- Problem requirements: Transcribe every record that appears below, exactly and in full.

- Material for this task:
□ □ □ □ □

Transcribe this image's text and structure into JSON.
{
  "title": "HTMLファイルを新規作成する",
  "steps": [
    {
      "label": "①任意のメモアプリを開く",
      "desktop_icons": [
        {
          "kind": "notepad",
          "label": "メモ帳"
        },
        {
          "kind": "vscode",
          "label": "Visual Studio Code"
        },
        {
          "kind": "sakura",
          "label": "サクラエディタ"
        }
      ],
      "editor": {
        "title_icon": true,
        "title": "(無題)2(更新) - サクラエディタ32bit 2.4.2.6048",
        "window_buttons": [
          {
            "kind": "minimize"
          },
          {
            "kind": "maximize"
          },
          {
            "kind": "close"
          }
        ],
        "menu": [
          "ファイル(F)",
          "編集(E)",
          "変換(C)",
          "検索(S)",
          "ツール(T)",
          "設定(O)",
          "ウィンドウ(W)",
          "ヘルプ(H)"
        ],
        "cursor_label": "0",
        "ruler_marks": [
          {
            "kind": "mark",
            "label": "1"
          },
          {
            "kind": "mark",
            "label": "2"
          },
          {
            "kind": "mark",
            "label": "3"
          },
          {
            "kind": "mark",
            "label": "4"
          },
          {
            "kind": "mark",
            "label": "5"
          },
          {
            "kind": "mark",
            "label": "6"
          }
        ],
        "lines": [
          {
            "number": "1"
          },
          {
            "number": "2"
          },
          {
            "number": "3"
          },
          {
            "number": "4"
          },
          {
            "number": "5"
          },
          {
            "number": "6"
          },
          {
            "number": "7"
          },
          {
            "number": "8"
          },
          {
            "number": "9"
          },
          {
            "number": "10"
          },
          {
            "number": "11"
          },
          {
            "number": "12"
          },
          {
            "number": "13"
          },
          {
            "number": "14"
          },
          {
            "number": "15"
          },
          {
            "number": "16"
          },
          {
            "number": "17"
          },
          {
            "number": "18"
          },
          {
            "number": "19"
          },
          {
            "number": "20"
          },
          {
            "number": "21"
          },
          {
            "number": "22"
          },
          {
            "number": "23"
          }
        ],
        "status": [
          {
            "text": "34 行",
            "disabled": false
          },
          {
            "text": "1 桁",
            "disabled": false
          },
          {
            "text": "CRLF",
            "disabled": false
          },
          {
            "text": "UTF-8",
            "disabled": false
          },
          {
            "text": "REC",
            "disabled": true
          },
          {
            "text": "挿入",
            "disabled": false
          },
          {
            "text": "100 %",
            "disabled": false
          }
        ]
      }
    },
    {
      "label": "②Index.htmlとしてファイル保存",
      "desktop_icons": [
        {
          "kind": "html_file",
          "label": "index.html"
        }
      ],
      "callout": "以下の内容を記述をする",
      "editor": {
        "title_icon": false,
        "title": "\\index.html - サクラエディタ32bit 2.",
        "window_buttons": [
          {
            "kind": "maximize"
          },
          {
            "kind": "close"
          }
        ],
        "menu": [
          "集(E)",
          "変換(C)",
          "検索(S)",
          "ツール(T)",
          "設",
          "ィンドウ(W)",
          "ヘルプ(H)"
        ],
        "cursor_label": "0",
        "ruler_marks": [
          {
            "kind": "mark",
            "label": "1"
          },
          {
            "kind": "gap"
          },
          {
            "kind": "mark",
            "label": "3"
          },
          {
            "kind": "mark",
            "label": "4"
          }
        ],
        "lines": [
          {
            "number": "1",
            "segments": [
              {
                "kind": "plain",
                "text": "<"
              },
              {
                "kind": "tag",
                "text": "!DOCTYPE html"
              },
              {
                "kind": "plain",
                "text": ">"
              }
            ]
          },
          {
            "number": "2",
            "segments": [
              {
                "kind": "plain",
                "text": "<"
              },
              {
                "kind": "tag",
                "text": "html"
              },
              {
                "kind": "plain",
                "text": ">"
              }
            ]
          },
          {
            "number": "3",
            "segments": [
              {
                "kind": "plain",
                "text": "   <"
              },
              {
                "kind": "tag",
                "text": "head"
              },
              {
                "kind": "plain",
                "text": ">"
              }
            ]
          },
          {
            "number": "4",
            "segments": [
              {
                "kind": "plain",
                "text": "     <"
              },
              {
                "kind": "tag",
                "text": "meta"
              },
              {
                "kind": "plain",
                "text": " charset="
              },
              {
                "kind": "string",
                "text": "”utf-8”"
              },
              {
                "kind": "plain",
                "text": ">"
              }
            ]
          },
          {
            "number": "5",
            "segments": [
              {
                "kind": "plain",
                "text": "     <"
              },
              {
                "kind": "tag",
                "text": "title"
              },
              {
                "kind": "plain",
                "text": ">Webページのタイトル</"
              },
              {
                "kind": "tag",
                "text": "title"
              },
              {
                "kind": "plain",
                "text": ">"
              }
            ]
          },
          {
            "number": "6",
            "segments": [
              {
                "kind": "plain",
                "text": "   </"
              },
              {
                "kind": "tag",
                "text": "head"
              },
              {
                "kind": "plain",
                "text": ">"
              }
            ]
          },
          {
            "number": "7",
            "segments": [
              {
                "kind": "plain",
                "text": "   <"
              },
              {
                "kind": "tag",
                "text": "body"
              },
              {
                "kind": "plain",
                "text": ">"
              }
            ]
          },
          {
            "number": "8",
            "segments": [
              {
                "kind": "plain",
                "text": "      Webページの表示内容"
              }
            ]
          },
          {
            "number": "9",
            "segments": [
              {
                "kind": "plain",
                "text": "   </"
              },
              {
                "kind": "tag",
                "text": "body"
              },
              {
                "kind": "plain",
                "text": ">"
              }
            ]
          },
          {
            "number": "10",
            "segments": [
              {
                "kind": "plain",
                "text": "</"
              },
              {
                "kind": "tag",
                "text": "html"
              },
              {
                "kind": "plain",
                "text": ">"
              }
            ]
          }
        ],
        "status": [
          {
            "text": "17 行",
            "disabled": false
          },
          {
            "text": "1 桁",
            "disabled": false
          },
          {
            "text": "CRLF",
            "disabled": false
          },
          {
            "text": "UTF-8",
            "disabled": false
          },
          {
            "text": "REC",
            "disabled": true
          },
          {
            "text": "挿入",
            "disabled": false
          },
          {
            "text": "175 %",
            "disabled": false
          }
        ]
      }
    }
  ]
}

□ □ □ □ □

- Task answer:
Transcribe this image's text and structure into JSON.
{
  "title": "HTMLファイルを新規作成する",
  "steps": [
    {
      "label": "①任意のメモアプリを開く",
      "desktop_icons": [
        {
          "kind": "notepad",
          "label": "メモ帳"
        },
        {
          "kind": "vscode",
          "label": "Visual Studio Code"
        },
        {
          "kind": "sakura",
          "label": "サクラエディタ"
        }
      ],
      "editor": {
        "title_icon": true,
        "title": "(無題)2(更新) - サクラエディタ32bit 2.4.2.6048",
        "window_buttons": [
          {
            "kind": "minimize"
          },
          {
            "kind": "maximize"
          },
          {
            "kind": "close"
          }
        ],
        "menu": [
          "ファイル(F)",
          "編集(E)",
          "変換(C)",
          "検索(S)",
          "ツール(T)",
          "設定(O)",
          "ウィンドウ(W)",
          "ヘルプ(H)"
        ],
        "cursor_label": "0",
        "ruler_marks": [
          {
            "kind": "mark",
            "label": "1"
          },
          {
            "kind": "mark",
            "label": "2"
          },
          {
            "kind": "mark",
            "label": "3"
          },
          {
            "kind": "mark",
            "label": "4"
          },
          {
            "kind": "mark",
            "label": "5"
          },
          {
            "kind": "mark",
            "label": "6"
          }
        ],
        "lines": [
          {
            "number": "1"
          },
          {
            "number": "2"
          },
          {
            "number": "3"
          },
          {
            "number": "4"
          },
          {
            "number": "5"
          },
          {
            "number": "6"
          },
          {
            "number": "7"
          },
          {
            "number": "8"
          },
          {
            "number": "9"
          },
          {
            "number": "10"
          },
          {
            "number": "11"
          },
          {
            "number": "12"
          },
          {
            "number": "13"
          },
          {
            "number": "14"
          },
          {
            "number": "15"
          },
          {
            "number": "16"
          },
          {
            "number": "17"
          },
          {
            "number": "18"
          },
          {
            "number": "19"
          },
          {
            "number": "20"
          },
          {
            "number": "21"
          },
          {
            "number": "22"
          },
          {
            "number": "23"
          }
        ],
        "status": [
          {
            "text": "34 行",
            "disabled": false
          },
          {
            "text": "1 桁",
            "disabled": false
          },
          {
            "text": "CRLF",
            "disabled": false
          },
          {
            "text": "UTF-8",
            "disabled": false
          },
          {
            "text": "REC",
            "disabled": true
          },
          {
            "text": "挿入",
            "disabled": false
          },
          {
            "text": "100 %",
            "disabled": false
          }
        ]
      }
    },
    {
      "label": "②Index.htmlとしてファイル保存",
      "desktop_icons": [
        {
          "kind": "html_file",
          "label": "index.html"
        }
      ],
      "callout": "以下の内容を記述をする",
      "editor": {
        "title_icon": false,
        "title": "\\index.html - サクラエディタ32bit 2.",
        "window_buttons": [
          {
            "kind": "maximize"
          },
          {
            "kind": "close"
          }
        ],
        "menu": [
          "集(E)",
          "変換(C)",
          "検索(S)",
          "ツール(T)",
          "設",
          "ィンドウ(W)",
          "ヘルプ(H)"
        ],
        "cursor_label": "0",
        "ruler_marks": [
          {
            "kind": "mark",
            "label": "1"
          },
          {
            "kind": "gap"
          },
          {
            "kind": "mark",
            "label": "3"
          },
          {
            "kind": "mark",
            "label": "4"
          }
        ],
        "lines": [
          {
            "number": "1",
            "segments": [
              {
                "kind": "plain",
                "text": "<"
              },
              {
                "kind": "tag",
                "text": "!DOCTYPE html"
              },
              {
                "kind": "plain",
                "text": ">"
              }
            ]
          },
          {
            "number": "2",
            "segments": [
              {
                "kind": "plain",
                "text": "<"
              },
              {
                "kind": "tag",
                "text": "html"
              },
              {
                "kind": "plain",
                "text": ">"
              }
            ]
          },
          {
            "number": "3",
            "segments": [
              {
                "kind": "plain",
                "text": "   <"
              },
              {
                "kind": "tag",
                "text": "head"
              },
              {
                "kind": "plain",
                "text": ">"
              }
            ]
          },
          {
            "number": "4",
            "segments": [
              {
                "kind": "plain",
                "text": "     <"
              },
              {
                "kind": "tag",
                "text": "meta"
              },
              {
                "kind": "plain",
                "text": " charset="
              },
              {
                "kind": "string",
                "text": "”utf-8”"
              },
              {
                "kind": "plain",
                "text": ">"
              }
            ]
          },
          {
            "number": "5",
            "segments": [
              {
                "kind": "plain",
                "text": "     <"
              },
              {
                "kind": "tag",
                "text": "title"
              },
              {
                "kind": "plain",
                "text": ">Webページのタイトル</"
              },
              {
                "kind": "tag",
                "text": "title"
              },
              {
                "kind": "plain",
                "text": ">"
              }
            ]
          },
          {
            "number": "6",
            "segments": [
              {
                "kind": "plain",
                "text": "   </"
              },
              {
                "kind": "tag",
                "text": "head"
              },
              {
                "kind": "plain",
                "text": ">"
              }
            ]
          },
          {
            "number": "7",
            "segments": [
              {
                "kind": "plain",
                "text": "   <"
              },
              {
                "kind": "tag",
                "text": "body"
              },
              {
                "kind": "plain",
                "text": ">"
              }
            ]
          },
          {
            "number": "8",
            "segments": [
              {
                "kind": "plain",
                "text": "      Webページの表示内容"
              }
            ]
          },
          {
            "number": "9",
            "segments": [
              {
                "kind": "plain",
                "text": "   </"
              },
              {
                "kind": "tag",
                "text": "body"
              },
              {
                "kind": "plain",
                "text": ">"
              }
            ]
          },
          {
            "number": "10",
            "segments": [
              {
                "kind": "plain",
                "text": "</"
              },
              {
                "kind": "tag",
                "text": "html"
              },
              {
                "kind": "plain",
                "text": ">"
              }
            ]
          }
        ],
        "status": [
          {
            "text": "17 行",
            "disabled": false
          },
          {
            "text": "1 桁",
            "disabled": false
          },
          {
            "text": "CRLF",
            "disabled": false
          },
          {
            "text": "UTF-8",
            "disabled": false
          },
          {
            "text": "REC",
            "disabled": true
          },
          {
            "text": "挿入",
            "disabled": false
          },
          {
            "text": "175 %",
            "disabled": false
          }
        ]
      }
    }
  ]
}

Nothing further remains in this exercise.